SELECTED PASSAGE:
_ _ _ _
Implementing a combined pavement management and pavement design unit is typically done by agencies where pavement design is performed by a single organizational unit within the agency, i.e., a centralized pavement design unit. Combining pavement management and pavement design is typically done when one or both functions is distributed across multiple units, e.g., when district offices conduct pavement design for their respective projects.

A disadvantage of this approach is that a combined pavement management and design unit is typically located in an engineering office and may not be closely tied to long-term or strategic planning activities. Agencies can overcome this disadvantage by instituting some aspects of a cross-functional pavement team. A cross-functional pavement team is a group of staff from multiple organizational units that is given decision-making authority over some aspects of pavement management and pavement design. This approach can provide alignment across the organization without formal changes to reporting structure. Furthermore, cross-functional teams can be established quickly and can easily adjust to changes in staffing, objectives, or internal controls. Finally, cross-functional teams provide a mechanism for coordinated decision-making in agencies with decentralized authority.

Learn more about organizational structures that support centralized, decentralized, and hybrid decision making.

Regardless of the organizational approach taken, agencies can establish and document processes for collaboration between technical staff to vet changes in items used in planning, programming, and design decisions. This includes decision criteria, software configurations, performance metrics, and data standards, among others. The vetting process should include other agency staff who either provide information to the decision-making process in question or staff whose work is downstream from the decisions to be made through the process. This type of vetting process can be formal or informal to meet the agency's needs, but either approach may provide a crucial feedback loop to help link project, programming, and planning decisions.

Links Between Pavement Design, Pavement Management Systems, and Data

Traditionally, each PMS and form of pavement design software managed and stored separate datasets for their respective analyses. Until recently, much of the data collected by State DOTs for pavement design, such as pavement core analysis and soils reports, was stored in hard-copy reports and files. Since data was not shared between software applications, it was not possible for either system to utilize information from the other. The following two advancements in technology are being adopted by agencies to help align data between pavement management and design:

Learn more about organizing data to link pavement design, pavement management, and TAM.

Network Collection of Pavement Structure Data

Several State DOTs collect network-level structural evaluation of the pavement either through testing with falling weight deflectometers (FWD) or traffic speed deflection devices (TSDD). This approach can support pavement management as well as pavement design. The routine network collection of these data improves the amount and quality of information provided to both processes. Since the structure of a pavement can vary depending on environmental factors, such as soil moisture content and ground temperature, it is important that structural data be collected multiple times per location to establish a full picture of pavement condition for pavement design.
_ _ _ _
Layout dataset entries

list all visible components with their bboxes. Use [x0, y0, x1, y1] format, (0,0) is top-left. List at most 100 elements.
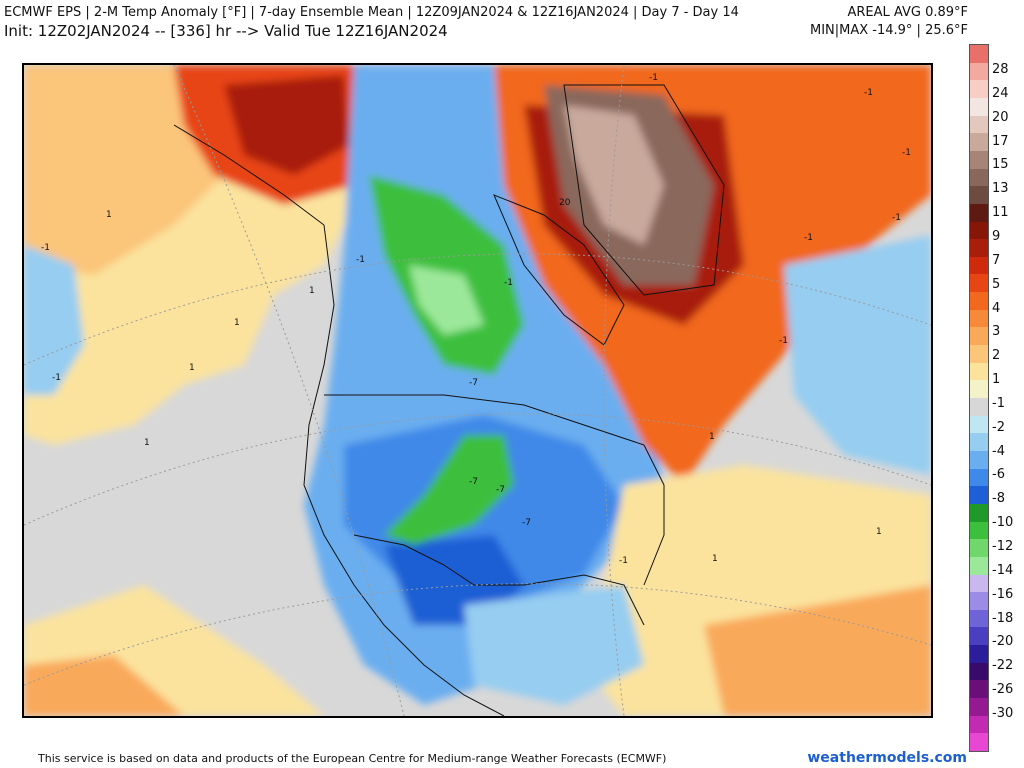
contour-label: -1: [504, 278, 513, 288]
longitude-arc-2: [603, 65, 625, 716]
color-scale-label: -10: [992, 515, 1014, 531]
color-scale-label: 5: [992, 276, 1001, 292]
color-scale-swatch: [970, 168, 988, 187]
color-scale-label: -2: [992, 419, 1005, 435]
color-scale-swatch: [970, 468, 988, 487]
contour-label: -1: [356, 255, 365, 265]
color-scale-swatch: [970, 239, 988, 258]
anomaly-map-panel: -1 -1 -1 -1 -1 -1 -1 -1 1 1 1 1 1 1 1 20…: [22, 63, 933, 718]
contour-label: -1: [892, 213, 901, 223]
contour-label: -1: [864, 88, 873, 98]
contour-label: -7: [522, 518, 531, 528]
areal-average-readout: AREAL AVG 0.89°F: [847, 5, 969, 20]
color-scale-label: 4: [992, 300, 1001, 316]
color-scale-swatch: [970, 380, 988, 399]
color-scale-label: 9: [992, 228, 1001, 244]
longitude-arc-1: [173, 65, 405, 716]
strong-warm-alaska: [224, 75, 349, 175]
color-scale-swatch: [970, 698, 988, 717]
color-scale-swatch: [970, 80, 988, 99]
contour-label: -1: [619, 556, 628, 566]
color-scale-swatch: [970, 45, 988, 64]
color-scale-label: -14: [992, 562, 1014, 578]
min-max-readout: MIN|MAX -14.9° | 25.6°F: [809, 23, 968, 38]
color-scale-swatch: [970, 398, 988, 417]
color-scale-label: -20: [992, 634, 1014, 650]
color-scale-swatch: [970, 203, 988, 222]
color-scale-swatch: [970, 97, 988, 117]
contour-label: -7: [496, 485, 505, 495]
color-scale-label: 3: [992, 324, 1001, 340]
contour-label: -1: [804, 233, 813, 243]
anomaly-field: [24, 65, 931, 716]
color-scale-swatch: [970, 133, 988, 152]
color-scale-swatch: [970, 539, 988, 558]
color-scale-swatch: [970, 715, 988, 734]
color-scale-swatch: [970, 309, 988, 328]
graticule: [24, 65, 931, 716]
data-source-disclaimer: This service is based on data and produc…: [38, 752, 667, 765]
color-scale-swatch: [970, 627, 988, 646]
contour-label: -1: [52, 373, 61, 383]
color-scale-swatch: [970, 362, 988, 381]
color-scale-label: -8: [992, 491, 1005, 507]
us-canada-border: [324, 394, 645, 446]
map-title-line1: ECMWF EPS | 2-M Temp Anomaly [°F] | 7-da…: [4, 5, 739, 20]
gulf-coastline: [474, 574, 645, 626]
boundary-lines: [173, 84, 725, 716]
color-scale-label: 20: [992, 109, 1009, 125]
contour-label: 1: [876, 527, 882, 537]
west-coastline: [303, 224, 505, 716]
hudson-bay-coastline: [493, 194, 625, 346]
color-scale-label: -12: [992, 539, 1014, 554]
color-scale-swatch: [970, 150, 988, 170]
peak-warm-baffin: [564, 105, 664, 245]
color-scale-swatch: [970, 256, 988, 275]
contour-label: -1: [902, 148, 911, 158]
color-scale-swatch: [970, 115, 988, 134]
color-scale-swatch: [970, 574, 988, 593]
contour-label: 1: [189, 363, 195, 373]
contour-label: 1: [712, 554, 718, 564]
brand-link[interactable]: weathermodels.com: [807, 750, 967, 766]
color-scale-swatch: [970, 62, 988, 81]
color-scale-swatch: [970, 733, 988, 752]
warm-anomaly-atlantic-deep: [704, 585, 931, 716]
color-scale-label: 13: [992, 181, 1009, 197]
color-scale-label: -1: [992, 395, 1005, 411]
color-scale-label: 28: [992, 62, 1009, 77]
color-scale-label: -6: [992, 467, 1005, 483]
contour-label: -1: [779, 336, 788, 346]
color-scale-label: -18: [992, 610, 1014, 626]
very-cold-anomaly-plains: [384, 435, 514, 545]
color-scale-label: 11: [992, 205, 1009, 221]
contour-label: 1: [144, 438, 150, 448]
cool-anomaly-atlantic: [784, 235, 931, 475]
color-scale-bar: [969, 44, 989, 752]
contour-label: 1: [309, 286, 315, 296]
contour-label: -1: [649, 73, 658, 83]
contour-label: -7: [469, 477, 478, 487]
warm-anomaly-east-pacific-deep: [24, 655, 184, 716]
contour-label: 20: [559, 198, 571, 208]
contour-label: -7: [469, 378, 478, 388]
extreme-cold-anomaly-core: [409, 265, 484, 335]
color-scale-swatch: [970, 345, 988, 364]
anomaly-map: -1 -1 -1 -1 -1 -1 -1 -1 1 1 1 1 1 1 1 20…: [24, 65, 931, 716]
color-scale-swatch: [970, 274, 988, 293]
color-scale-swatch: [970, 521, 988, 540]
color-scale-label: 2: [992, 348, 1001, 364]
contour-labels: -1 -1 -1 -1 -1 -1 -1 -1 1 1 1 1 1 1 1 20…: [41, 73, 911, 566]
east-coastline: [643, 444, 665, 586]
cool-anomaly-west-pacific: [24, 245, 84, 395]
contour-label: 1: [709, 432, 715, 442]
color-scale-label: 15: [992, 157, 1009, 173]
color-scale-swatch: [970, 609, 988, 628]
color-scale-swatch: [970, 433, 988, 452]
color-scale-swatch: [970, 680, 988, 699]
color-scale-label: 24: [992, 85, 1009, 101]
color-scale-swatch: [970, 662, 988, 681]
color-scale-label: 17: [992, 133, 1009, 149]
color-scale-swatch: [970, 327, 988, 346]
color-scale-swatch: [970, 292, 988, 311]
_ _ _ _
DIRECTIVES:
**A.** According to the pavement management text, what two methods do State DOTs use for network-level structural evaluation of the pavement?
**B.** Proceed with the pavement management text, picking up after its final sentence.

TASK-BY-TASK RESULTS:
**A.** Testing with falling weight deflectometers (FWD) or traffic speed deflection devices (TSDD).

**B.**
By collecting structural data on a regular cycle, agencies can also build sufficient data history to develop deterioration models and treatment thresholds to support pavement management. This inclusion of structural data in network-level pavement management analysis is becoming important guidance in the use of preservation treatments. These treatments can extend pavement life by addressing certain kinds of surface distresses but are not effective in correcting structural deficiencies.

Digitization of Engineering Reports

Other key sources of network-level data collected through project-level efforts include records from design investigations and construction quality assurance test results. Both data streams are collected as projects and are both developed and delivered. As the data set is built out project by project over time, this can provide nearly full-network coverage. In the past, design investigations have been saved in design reports and construction acceptance records have been saved in a variety of project records. Starting in the 1990s, agencies began turning these records into electronic documents. This made the records more accessible, but still not useful for large-scale analysis.

Agencies are currently migrating these data collection processes to input test and inspection results directly into data sets that are linked to geographic locations. This is creating rich data sets of site and pavement characteristics that can be useful to both pavement design and management in the future. Additionally, advances in artificial intelligence (AI) are leading to the ability to scan older electronic documents to extract data into these structured data sets.

The following graphic lists many of the specific direct links that pavement management and pavement design share. The links are presented in terms of the data and information that may need to be transmitted between areas and the types of feedback that may be needed to improve pavement-related policies, processes, and procedures. Feedback is then provided from the receiving unit as to the accuracy, timeliness, and relevance of the provided data.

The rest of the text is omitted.